§ Text for analysis:
■ ■ ■
Free education among women-specific budget initiatives in Kashmir

Srinagar, May 30 (IANS) The Jammu and Kashmir government on Monday announced special budgetary initiatives for women that include school fee waiver up to Class 12, and reserved quota of industrial land for female entrepreneurs.

Finance Minister Haseeb Drabu said the women-specific initiatives were envisaged "in deference" to Mehbooba Mufti -- the first woman chief minister of the state.

"I propose that the government waive off the fee of all girl students in the state government-run educational institutions up to the higher secondary level," Drabu said as he presented his second budget in the state assembly here.

 

Jammu and Kashmir was without an elected government at the start of this fiscal and the 2015-16 budget was delayed. Mehbooba Mufti's Peoples Democratic Party (PDP) formed the new government with the support of its estranged ally, the Bharatiya Janata Party (BJP), on April 4.

Drabu also proposed that "10 percent of industrial estates shall be reserved for women entrepreneurs" in the industrially backward state.
■ ■ ■
(Document layout analysis data)
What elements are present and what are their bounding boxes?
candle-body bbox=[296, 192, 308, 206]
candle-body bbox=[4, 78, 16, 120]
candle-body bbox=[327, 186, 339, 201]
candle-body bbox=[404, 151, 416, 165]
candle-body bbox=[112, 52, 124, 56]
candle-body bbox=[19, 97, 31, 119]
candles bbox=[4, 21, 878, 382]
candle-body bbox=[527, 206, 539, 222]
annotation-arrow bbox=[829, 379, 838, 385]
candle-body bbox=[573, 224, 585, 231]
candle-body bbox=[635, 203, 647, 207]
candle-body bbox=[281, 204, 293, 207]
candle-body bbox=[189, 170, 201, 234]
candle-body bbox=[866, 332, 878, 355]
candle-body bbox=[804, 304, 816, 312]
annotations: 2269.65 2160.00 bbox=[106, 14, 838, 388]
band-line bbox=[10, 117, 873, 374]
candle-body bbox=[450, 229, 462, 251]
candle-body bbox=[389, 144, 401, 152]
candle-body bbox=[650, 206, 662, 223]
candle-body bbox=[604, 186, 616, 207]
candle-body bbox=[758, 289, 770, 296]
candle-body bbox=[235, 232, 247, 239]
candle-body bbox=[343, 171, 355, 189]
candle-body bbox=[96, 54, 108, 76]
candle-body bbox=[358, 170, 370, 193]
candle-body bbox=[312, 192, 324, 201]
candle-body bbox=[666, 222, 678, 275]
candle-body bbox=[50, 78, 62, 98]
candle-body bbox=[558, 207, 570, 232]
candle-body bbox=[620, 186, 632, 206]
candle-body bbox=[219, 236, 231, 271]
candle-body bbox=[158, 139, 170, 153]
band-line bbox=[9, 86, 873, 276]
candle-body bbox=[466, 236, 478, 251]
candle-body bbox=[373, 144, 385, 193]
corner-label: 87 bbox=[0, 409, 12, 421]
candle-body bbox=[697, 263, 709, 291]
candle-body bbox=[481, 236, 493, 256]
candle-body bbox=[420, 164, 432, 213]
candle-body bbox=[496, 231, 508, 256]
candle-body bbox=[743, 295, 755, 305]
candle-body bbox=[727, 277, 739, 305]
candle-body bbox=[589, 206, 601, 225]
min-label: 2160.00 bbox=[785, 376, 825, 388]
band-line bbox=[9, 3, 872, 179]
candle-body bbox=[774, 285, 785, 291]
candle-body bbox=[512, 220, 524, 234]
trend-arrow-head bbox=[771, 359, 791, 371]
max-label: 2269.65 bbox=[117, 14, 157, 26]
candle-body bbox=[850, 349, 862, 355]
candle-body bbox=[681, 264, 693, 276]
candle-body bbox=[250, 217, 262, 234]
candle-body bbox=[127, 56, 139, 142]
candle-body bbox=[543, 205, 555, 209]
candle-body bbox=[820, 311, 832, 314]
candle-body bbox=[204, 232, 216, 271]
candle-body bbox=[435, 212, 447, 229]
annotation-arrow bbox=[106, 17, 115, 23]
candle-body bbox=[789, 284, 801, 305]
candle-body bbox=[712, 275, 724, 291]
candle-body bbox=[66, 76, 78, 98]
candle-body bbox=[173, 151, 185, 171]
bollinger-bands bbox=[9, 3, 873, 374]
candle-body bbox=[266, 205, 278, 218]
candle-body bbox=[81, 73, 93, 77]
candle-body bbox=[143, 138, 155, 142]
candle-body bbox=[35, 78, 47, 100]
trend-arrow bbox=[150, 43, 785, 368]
■ ■ ■
§ To do:
**A.** Translate this sentence from the Kashmir budget report into Spanish: "Drabu also proposed that "10 percent of industrial estates shall be reserved for women entrepreneurs" in the industrially backward state."
**B.** Write the next paragraph of the Kashmir budget report, picking up after its final sentence.

§ Answer list:
**A.** Drabu también propuso que "el 10 por ciento de los polígonos industriales se reservará para mujeres emprendedoras" en el estado industrialmente atrasado.

**B.**
He said if an allotted piece of land reserved for women entrepreneurs in an industrial estate was transferred "it shall be (given) to an enterprise which is incorporated in the name of a woman and has women as the majority shareholders as directors".

To encourage women's start-ups in the state, the minister also proposed two entrepreneur development centres -- one each in Srinagar and Jammu -- to "help, guide, and train aspiring women entrepreneurs" in the state.

The finance minister also committed Rs.5 crore for "women only" city bus services which began in Srinagar recently.

The minister also announced that the government will set up four new women's police stations in Pulwama, Kupwara, Kathua and Udhampur.

He also proposed constructing exclusive toilets for women in all state-run hospitals and health centres of Jammu and Kashmir. Currently, only major state-run hospitals have separate toilets for women.